EXTRACTED INFORMATION:

▬▬▬▬▬▬▬▬▬▬

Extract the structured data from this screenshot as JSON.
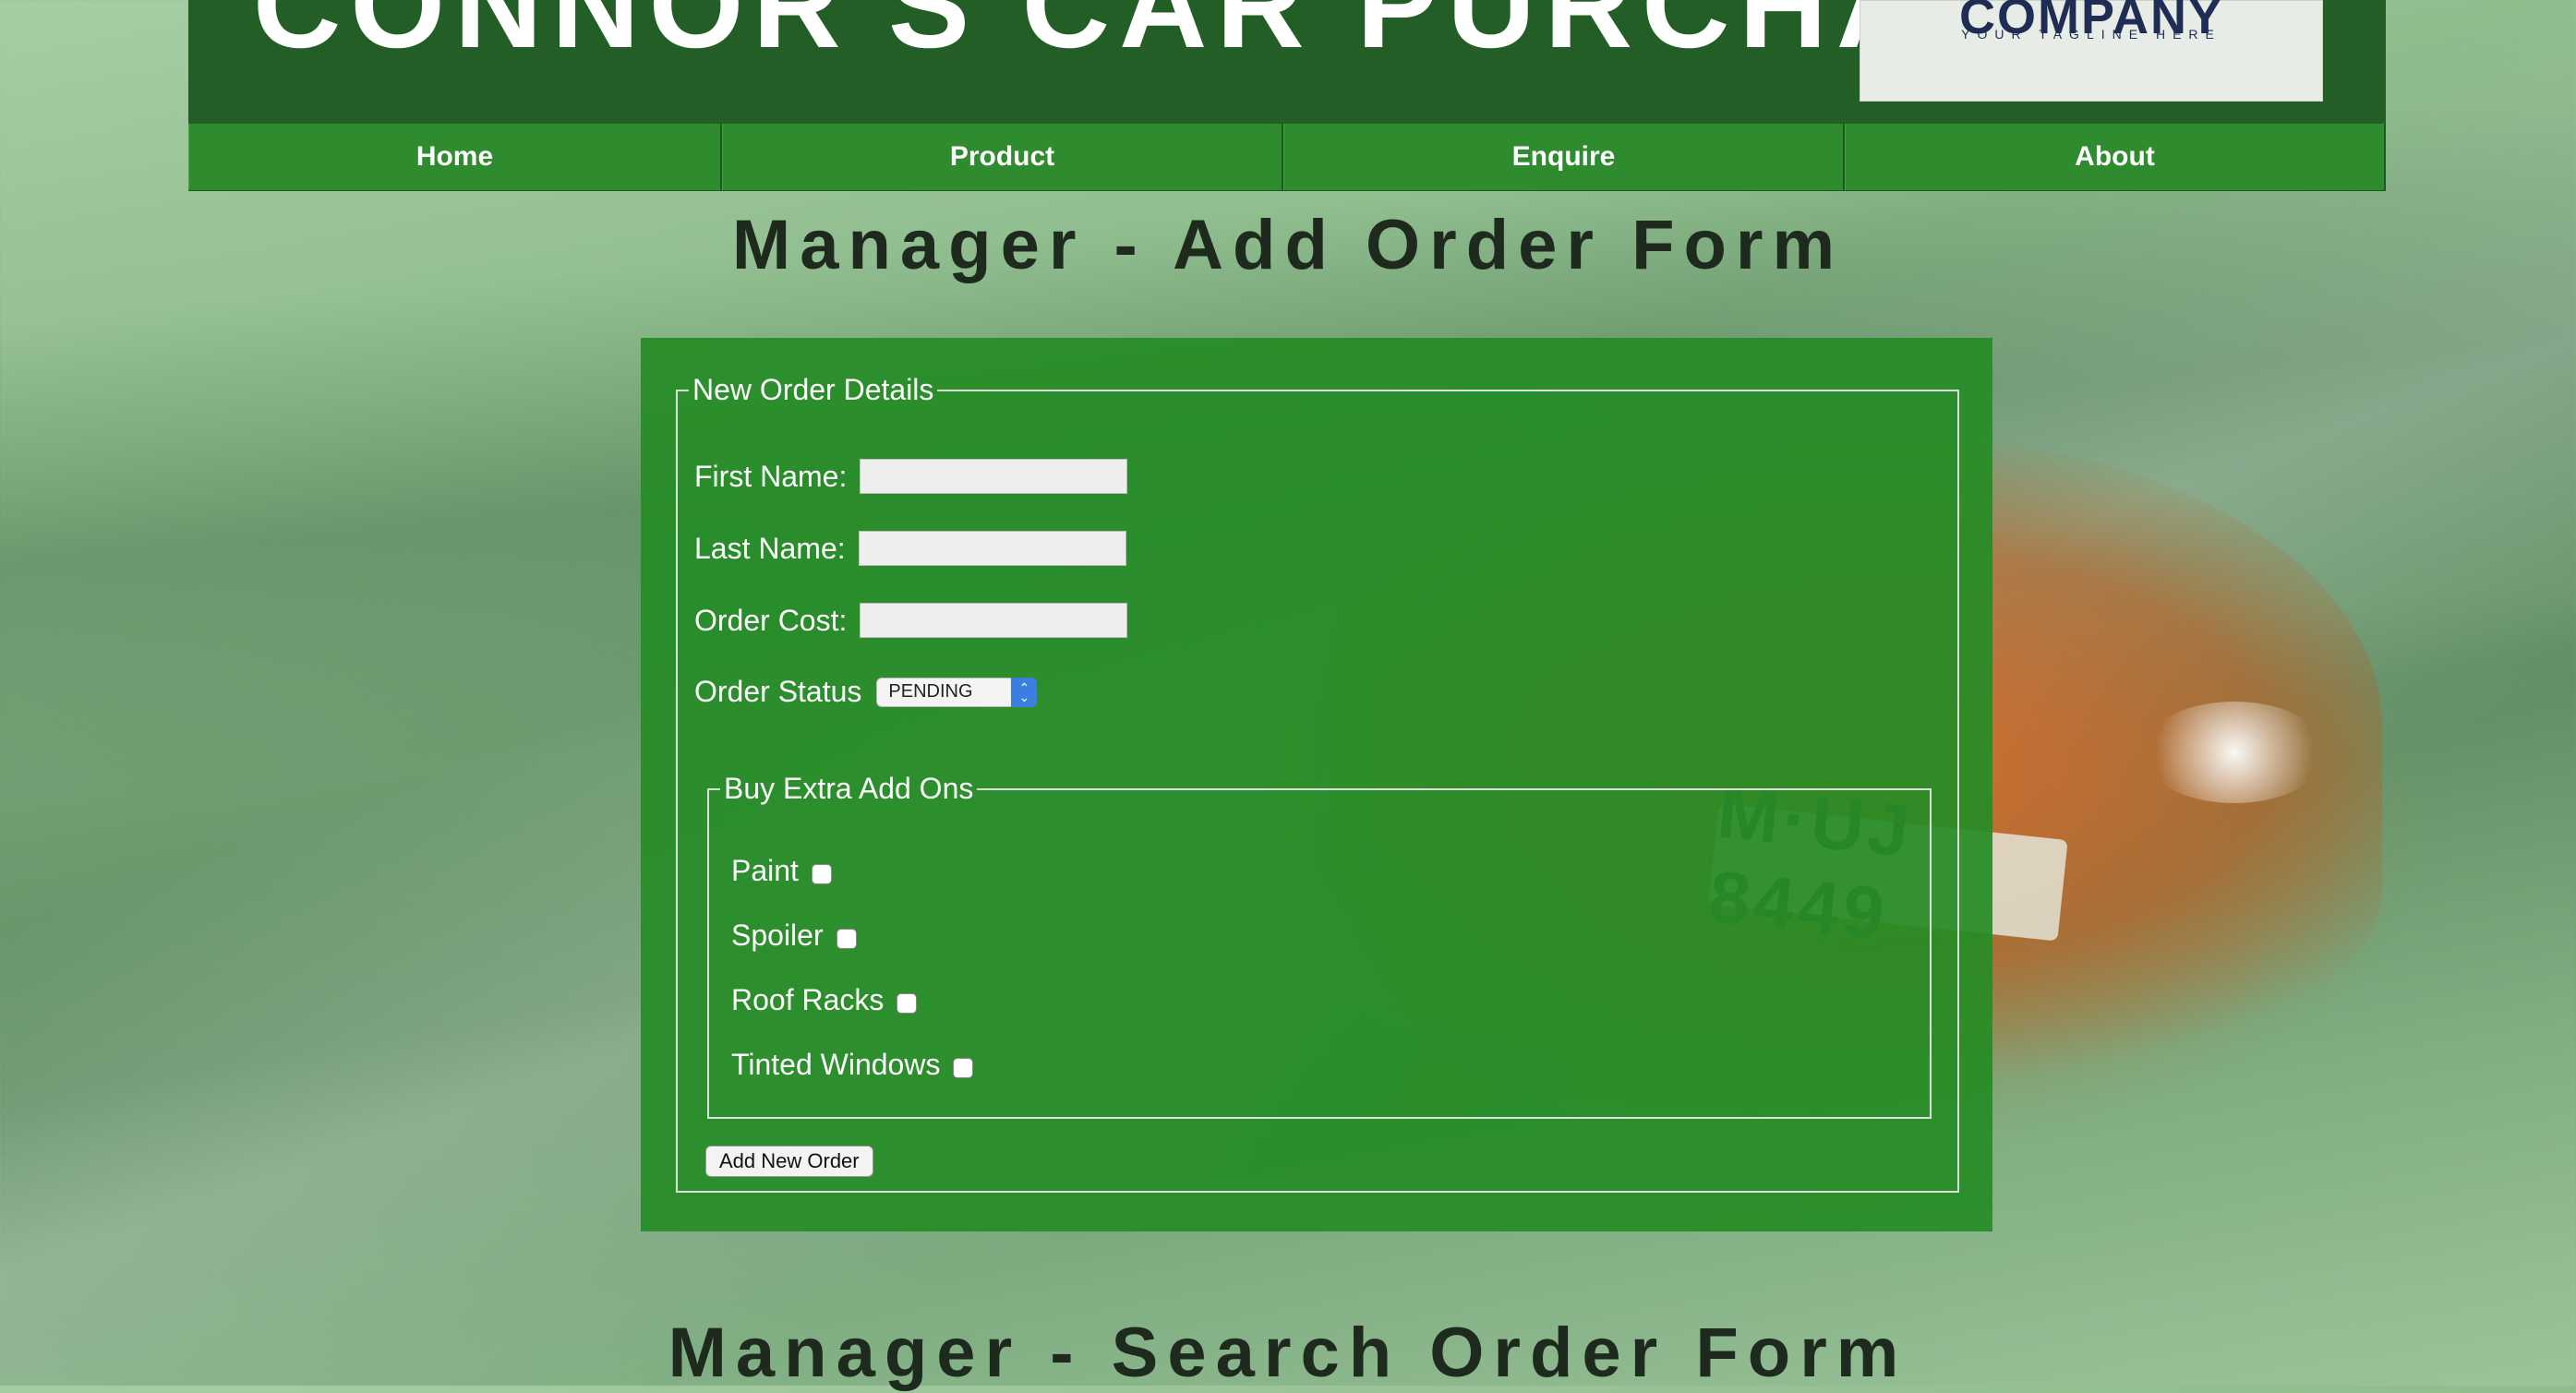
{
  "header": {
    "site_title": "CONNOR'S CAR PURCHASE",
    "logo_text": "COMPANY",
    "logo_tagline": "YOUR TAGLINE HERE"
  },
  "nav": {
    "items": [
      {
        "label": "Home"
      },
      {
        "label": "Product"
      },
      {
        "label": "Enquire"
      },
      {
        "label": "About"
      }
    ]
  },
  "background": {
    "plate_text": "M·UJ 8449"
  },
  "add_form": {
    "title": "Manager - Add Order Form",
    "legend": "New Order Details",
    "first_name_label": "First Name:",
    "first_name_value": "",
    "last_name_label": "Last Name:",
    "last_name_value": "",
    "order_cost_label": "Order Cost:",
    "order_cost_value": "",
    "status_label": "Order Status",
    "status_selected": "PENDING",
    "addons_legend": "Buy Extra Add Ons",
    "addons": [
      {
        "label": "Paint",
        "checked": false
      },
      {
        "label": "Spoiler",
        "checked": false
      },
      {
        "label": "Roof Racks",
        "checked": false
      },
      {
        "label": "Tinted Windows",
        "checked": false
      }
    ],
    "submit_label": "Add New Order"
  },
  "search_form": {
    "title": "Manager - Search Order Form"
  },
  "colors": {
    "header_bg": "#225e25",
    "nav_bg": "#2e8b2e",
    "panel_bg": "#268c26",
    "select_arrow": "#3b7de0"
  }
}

▬▬▬▬▬▬▬▬▬▬

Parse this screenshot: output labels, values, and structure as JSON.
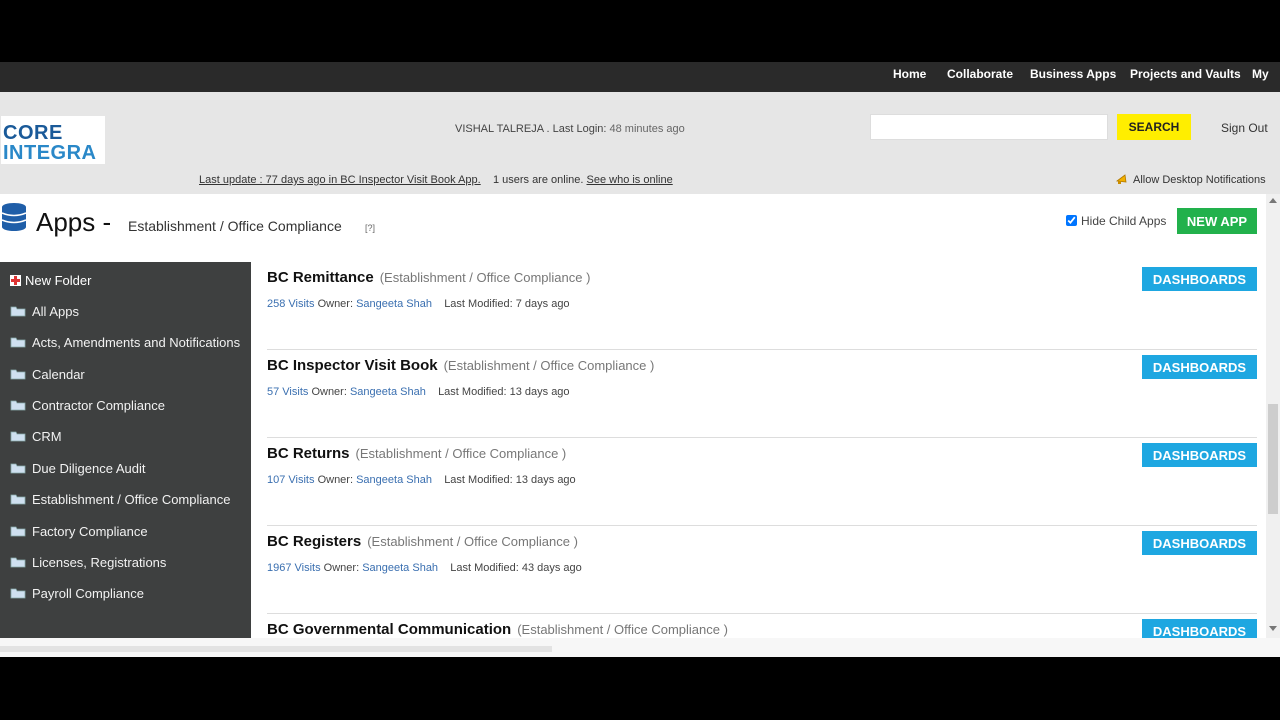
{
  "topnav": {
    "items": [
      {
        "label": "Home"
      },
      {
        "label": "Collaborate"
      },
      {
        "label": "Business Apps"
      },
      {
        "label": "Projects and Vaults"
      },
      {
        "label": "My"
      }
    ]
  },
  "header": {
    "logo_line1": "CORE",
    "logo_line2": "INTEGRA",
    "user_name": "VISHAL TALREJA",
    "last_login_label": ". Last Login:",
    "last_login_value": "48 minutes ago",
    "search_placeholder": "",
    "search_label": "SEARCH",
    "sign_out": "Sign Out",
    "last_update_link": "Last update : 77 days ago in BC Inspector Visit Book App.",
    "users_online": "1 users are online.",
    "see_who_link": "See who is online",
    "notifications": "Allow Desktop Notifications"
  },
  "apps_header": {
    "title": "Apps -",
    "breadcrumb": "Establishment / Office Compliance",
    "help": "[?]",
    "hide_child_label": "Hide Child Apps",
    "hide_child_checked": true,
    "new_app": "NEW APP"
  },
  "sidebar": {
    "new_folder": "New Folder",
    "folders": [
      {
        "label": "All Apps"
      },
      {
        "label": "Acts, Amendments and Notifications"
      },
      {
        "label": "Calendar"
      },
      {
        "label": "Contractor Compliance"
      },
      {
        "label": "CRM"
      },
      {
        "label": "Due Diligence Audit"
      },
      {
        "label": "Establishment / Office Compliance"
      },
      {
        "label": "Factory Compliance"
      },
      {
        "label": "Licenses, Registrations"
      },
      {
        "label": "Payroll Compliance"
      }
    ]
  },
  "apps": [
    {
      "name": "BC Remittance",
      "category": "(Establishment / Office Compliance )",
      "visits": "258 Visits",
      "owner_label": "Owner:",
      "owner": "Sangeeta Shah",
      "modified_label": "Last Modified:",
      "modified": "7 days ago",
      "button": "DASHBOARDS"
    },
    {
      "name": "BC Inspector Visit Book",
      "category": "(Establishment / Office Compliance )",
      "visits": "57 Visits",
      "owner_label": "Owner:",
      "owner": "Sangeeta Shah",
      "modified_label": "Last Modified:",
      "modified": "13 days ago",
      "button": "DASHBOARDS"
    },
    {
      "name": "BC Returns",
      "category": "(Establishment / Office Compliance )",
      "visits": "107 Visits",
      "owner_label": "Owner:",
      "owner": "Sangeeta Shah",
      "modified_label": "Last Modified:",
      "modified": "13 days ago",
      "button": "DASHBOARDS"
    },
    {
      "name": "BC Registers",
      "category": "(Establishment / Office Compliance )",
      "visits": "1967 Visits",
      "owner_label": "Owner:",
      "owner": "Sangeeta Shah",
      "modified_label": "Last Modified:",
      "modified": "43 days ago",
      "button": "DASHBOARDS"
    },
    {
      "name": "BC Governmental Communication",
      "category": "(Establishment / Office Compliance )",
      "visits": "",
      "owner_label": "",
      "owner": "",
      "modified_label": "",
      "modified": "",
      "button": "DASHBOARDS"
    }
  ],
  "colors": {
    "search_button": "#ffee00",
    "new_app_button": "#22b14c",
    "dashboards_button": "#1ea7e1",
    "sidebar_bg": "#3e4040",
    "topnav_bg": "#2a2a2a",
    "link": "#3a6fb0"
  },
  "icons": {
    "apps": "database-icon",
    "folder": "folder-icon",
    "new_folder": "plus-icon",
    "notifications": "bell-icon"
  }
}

▬▬▬▬▬▬▬▬▬▬

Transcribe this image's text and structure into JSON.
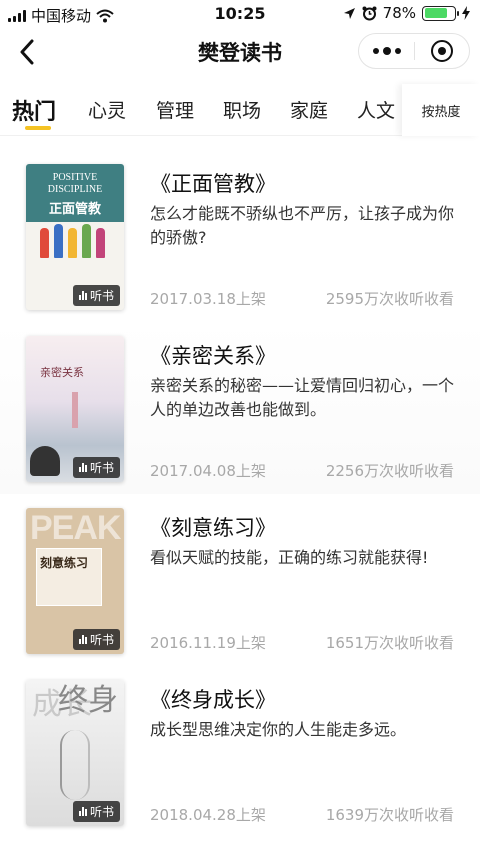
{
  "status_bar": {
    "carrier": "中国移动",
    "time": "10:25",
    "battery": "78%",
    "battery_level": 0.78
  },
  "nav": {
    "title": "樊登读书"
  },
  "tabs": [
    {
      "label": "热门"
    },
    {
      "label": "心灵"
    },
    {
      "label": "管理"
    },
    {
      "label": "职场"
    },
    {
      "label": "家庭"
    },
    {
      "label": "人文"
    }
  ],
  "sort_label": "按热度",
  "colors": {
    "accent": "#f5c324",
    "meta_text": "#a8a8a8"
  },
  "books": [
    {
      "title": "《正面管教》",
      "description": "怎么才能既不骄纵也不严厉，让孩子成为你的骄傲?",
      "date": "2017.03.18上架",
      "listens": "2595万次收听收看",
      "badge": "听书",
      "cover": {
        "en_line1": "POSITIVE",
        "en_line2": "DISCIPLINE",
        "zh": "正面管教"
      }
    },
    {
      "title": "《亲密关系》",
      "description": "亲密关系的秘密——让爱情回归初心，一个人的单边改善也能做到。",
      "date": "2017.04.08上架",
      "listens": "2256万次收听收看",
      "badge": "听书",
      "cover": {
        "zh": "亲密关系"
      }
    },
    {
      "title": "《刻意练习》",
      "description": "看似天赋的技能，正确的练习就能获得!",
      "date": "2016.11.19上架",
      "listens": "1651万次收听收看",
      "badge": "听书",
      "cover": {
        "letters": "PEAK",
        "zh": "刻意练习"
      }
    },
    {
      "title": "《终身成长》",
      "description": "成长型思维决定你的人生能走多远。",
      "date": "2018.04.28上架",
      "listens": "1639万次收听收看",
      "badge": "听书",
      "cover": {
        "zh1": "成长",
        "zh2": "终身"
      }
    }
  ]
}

▬▬▬▬▬▬▬▬▬▬

SHORT TASK: Work out how many lines in the entries hold the string "visits". Your answer should consist solely of that number.

COMPLETE ANSWER: 5